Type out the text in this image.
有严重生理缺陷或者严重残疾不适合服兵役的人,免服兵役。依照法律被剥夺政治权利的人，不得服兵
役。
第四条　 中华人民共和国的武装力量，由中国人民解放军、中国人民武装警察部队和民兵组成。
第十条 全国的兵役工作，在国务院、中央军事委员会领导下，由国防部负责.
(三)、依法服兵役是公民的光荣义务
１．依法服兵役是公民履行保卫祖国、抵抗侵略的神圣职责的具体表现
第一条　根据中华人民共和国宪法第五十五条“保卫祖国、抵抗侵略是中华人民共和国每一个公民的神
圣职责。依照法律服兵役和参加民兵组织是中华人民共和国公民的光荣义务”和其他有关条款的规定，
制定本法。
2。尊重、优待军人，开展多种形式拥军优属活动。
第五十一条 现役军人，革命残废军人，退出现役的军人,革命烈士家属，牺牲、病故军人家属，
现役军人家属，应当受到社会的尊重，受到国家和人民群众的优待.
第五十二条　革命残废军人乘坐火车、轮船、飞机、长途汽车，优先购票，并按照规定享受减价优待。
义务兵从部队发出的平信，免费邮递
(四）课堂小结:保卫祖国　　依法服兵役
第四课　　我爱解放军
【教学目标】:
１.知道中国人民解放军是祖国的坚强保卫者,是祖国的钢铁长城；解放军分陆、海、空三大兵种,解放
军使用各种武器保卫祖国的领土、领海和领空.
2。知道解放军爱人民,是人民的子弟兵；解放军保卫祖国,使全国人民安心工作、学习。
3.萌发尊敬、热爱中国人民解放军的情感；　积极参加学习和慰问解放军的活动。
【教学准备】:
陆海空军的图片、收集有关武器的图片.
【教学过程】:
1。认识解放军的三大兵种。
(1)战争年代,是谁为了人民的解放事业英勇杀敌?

- [GOAL] All of the material above needs to be copied exactly.

- [SOLUTION TO THE EXERCISE]
Type out the text in this image.
有严重生理缺陷或者严重残疾不适合服兵役的人,免服兵役。依照法律被剥夺政治权利的人，不得服兵
役。
第四条　 中华人民共和国的武装力量，由中国人民解放军、中国人民武装警察部队和民兵组成。
第十条 全国的兵役工作，在国务院、中央军事委员会领导下，由国防部负责.
(三)、依法服兵役是公民的光荣义务
１．依法服兵役是公民履行保卫祖国、抵抗侵略的神圣职责的具体表现
第一条　根据中华人民共和国宪法第五十五条“保卫祖国、抵抗侵略是中华人民共和国每一个公民的神
圣职责。依照法律服兵役和参加民兵组织是中华人民共和国公民的光荣义务”和其他有关条款的规定，
制定本法。
2。尊重、优待军人，开展多种形式拥军优属活动。
第五十一条 现役军人，革命残废军人，退出现役的军人,革命烈士家属，牺牲、病故军人家属，
现役军人家属，应当受到社会的尊重，受到国家和人民群众的优待.
第五十二条　革命残废军人乘坐火车、轮船、飞机、长途汽车，优先购票，并按照规定享受减价优待。
义务兵从部队发出的平信，免费邮递
(四）课堂小结:保卫祖国　　依法服兵役
第四课　　我爱解放军
【教学目标】:
１.知道中国人民解放军是祖国的坚强保卫者,是祖国的钢铁长城；解放军分陆、海、空三大兵种,解放
军使用各种武器保卫祖国的领土、领海和领空.
2。知道解放军爱人民,是人民的子弟兵；解放军保卫祖国,使全国人民安心工作、学习。
3.萌发尊敬、热爱中国人民解放军的情感；　积极参加学习和慰问解放军的活动。
【教学准备】:
陆海空军的图片、收集有关武器的图片.
【教学过程】:
1。认识解放军的三大兵种。
(1)战争年代,是谁为了人民的解放事业英勇杀敌?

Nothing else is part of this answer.